### Task goal
Can you turn every line of the material below into a Markdown table with a "Row" column for the row number and a "Line" column for the line, leaving out blank lines?

Records excerpted from a collection:
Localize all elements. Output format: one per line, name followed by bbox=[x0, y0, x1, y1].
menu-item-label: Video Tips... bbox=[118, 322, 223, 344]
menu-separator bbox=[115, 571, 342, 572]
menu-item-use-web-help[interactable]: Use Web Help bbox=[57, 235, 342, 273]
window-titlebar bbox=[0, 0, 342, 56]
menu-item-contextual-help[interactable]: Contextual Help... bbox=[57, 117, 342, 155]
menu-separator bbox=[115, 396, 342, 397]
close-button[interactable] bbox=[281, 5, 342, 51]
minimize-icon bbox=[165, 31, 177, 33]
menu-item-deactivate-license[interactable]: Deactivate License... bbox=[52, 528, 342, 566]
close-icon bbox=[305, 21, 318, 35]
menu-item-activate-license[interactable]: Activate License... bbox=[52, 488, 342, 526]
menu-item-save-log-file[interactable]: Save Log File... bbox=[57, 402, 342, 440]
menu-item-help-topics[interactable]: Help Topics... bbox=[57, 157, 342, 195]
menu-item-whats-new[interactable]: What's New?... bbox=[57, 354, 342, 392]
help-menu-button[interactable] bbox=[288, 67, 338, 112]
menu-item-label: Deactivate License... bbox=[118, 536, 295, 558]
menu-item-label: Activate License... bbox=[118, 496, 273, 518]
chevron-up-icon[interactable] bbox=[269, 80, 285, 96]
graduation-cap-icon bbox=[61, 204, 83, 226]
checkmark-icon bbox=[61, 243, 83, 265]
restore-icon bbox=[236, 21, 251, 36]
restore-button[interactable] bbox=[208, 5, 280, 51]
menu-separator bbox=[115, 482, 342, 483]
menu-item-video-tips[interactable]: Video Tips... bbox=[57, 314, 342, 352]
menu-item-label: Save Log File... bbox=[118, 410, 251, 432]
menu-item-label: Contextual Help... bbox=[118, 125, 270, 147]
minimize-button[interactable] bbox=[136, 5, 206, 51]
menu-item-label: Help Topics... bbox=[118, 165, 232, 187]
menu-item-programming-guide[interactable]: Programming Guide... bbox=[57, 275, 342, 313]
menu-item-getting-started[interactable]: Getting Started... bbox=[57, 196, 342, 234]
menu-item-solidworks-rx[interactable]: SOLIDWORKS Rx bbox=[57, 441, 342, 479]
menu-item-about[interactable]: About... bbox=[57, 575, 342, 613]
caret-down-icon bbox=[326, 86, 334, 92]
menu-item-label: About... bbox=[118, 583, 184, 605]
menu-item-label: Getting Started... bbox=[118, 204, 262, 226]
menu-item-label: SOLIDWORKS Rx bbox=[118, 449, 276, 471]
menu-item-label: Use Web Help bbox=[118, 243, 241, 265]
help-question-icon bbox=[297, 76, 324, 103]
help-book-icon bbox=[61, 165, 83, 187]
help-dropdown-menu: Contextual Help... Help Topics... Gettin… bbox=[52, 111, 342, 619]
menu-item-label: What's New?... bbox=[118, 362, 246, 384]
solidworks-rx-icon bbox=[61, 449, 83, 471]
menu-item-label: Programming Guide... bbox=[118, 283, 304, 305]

### Written response
| Row | Line |
|---|---|
| 1 | Localize all elements. Output format: one per line, name followed by bbox=[x0, y0, x1, y1]. |
| 2 | menu-item-label: Video Tips... bbox=[118, 322, 223, 344] |
| 3 | menu-separator bbox=[115, 571, 342, 572] |
| 4 | menu-item-use-web-help[interactable]: Use Web Help bbox=[57, 235, 342, 273] |
| 5 | window-titlebar bbox=[0, 0, 342, 56] |
| 6 | menu-item-contextual-help[interactable]: Contextual Help... bbox=[57, 117, 342, 155] |
| 7 | menu-separator bbox=[115, 396, 342, 397] |
| 8 | close-button[interactable] bbox=[281, 5, 342, 51] |
| 9 | minimize-icon bbox=[165, 31, 177, 33] |
| 10 | menu-item-deactivate-license[interactable]: Deactivate License... bbox=[52, 528, 342, 566] |
| 11 | close-icon bbox=[305, 21, 318, 35] |
| 12 | menu-item-activate-license[interactable]: Activate License... bbox=[52, 488, 342, 526] |
| 13 | menu-item-save-log-file[interactable]: Save Log File... bbox=[57, 402, 342, 440] |
| 14 | menu-item-help-topics[interactable]: Help Topics... bbox=[57, 157, 342, 195] |
| 15 | menu-item-whats-new[interactable]: What's New?... bbox=[57, 354, 342, 392] |
| 16 | help-menu-button[interactable] bbox=[288, 67, 338, 112] |
| 17 | menu-item-label: Deactivate License... bbox=[118, 536, 295, 558] |
| 18 | menu-item-label: Activate License... bbox=[118, 496, 273, 518] |
| 19 | chevron-up-icon[interactable] bbox=[269, 80, 285, 96] |
| 20 | graduation-cap-icon bbox=[61, 204, 83, 226] |
| 21 | checkmark-icon bbox=[61, 243, 83, 265] |
| 22 | restore-icon bbox=[236, 21, 251, 36] |
| 23 | restore-button[interactable] bbox=[208, 5, 280, 51] |
| 24 | menu-separator bbox=[115, 482, 342, 483] |
| 25 | menu-item-video-tips[interactable]: Video Tips... bbox=[57, 314, 342, 352] |
| 26 | menu-item-label: Save Log File... bbox=[118, 410, 251, 432] |
| 27 | menu-item-label: Contextual Help... bbox=[118, 125, 270, 147] |
| 28 | minimize-button[interactable] bbox=[136, 5, 206, 51] |
| 29 | menu-item-label: Help Topics... bbox=[118, 165, 232, 187] |
| 30 | menu-item-programming-guide[interactable]: Programming Guide... bbox=[57, 275, 342, 313] |
| 31 | menu-item-getting-started[interactable]: Getting Started... bbox=[57, 196, 342, 234] |
| 32 | menu-item-solidworks-rx[interactable]: SOLIDWORKS Rx bbox=[57, 441, 342, 479] |
| 33 | menu-item-about[interactable]: About... bbox=[57, 575, 342, 613] |
| 34 | caret-down-icon bbox=[326, 86, 334, 92] |
| 35 | menu-item-label: About... bbox=[118, 583, 184, 605] |
| 36 | menu-item-label: Getting Started... bbox=[118, 204, 262, 226] |
| 37 | menu-item-label: SOLIDWORKS Rx bbox=[118, 449, 276, 471] |
| 38 | menu-item-label: Use Web Help bbox=[118, 243, 241, 265] |
| 39 | help-question-icon bbox=[297, 76, 324, 103] |
| 40 | help-book-icon bbox=[61, 165, 83, 187] |
| 41 | help-dropdown-menu: Contextual Help... Help Topics... Gettin… bbox=[52, 111, 342, 619] |
| 42 | menu-item-label: What's New?... bbox=[118, 362, 246, 384] |
| 43 | solidworks-rx-icon bbox=[61, 449, 83, 471] |
| 44 | menu-item-label: Programming Guide... bbox=[118, 283, 304, 305] |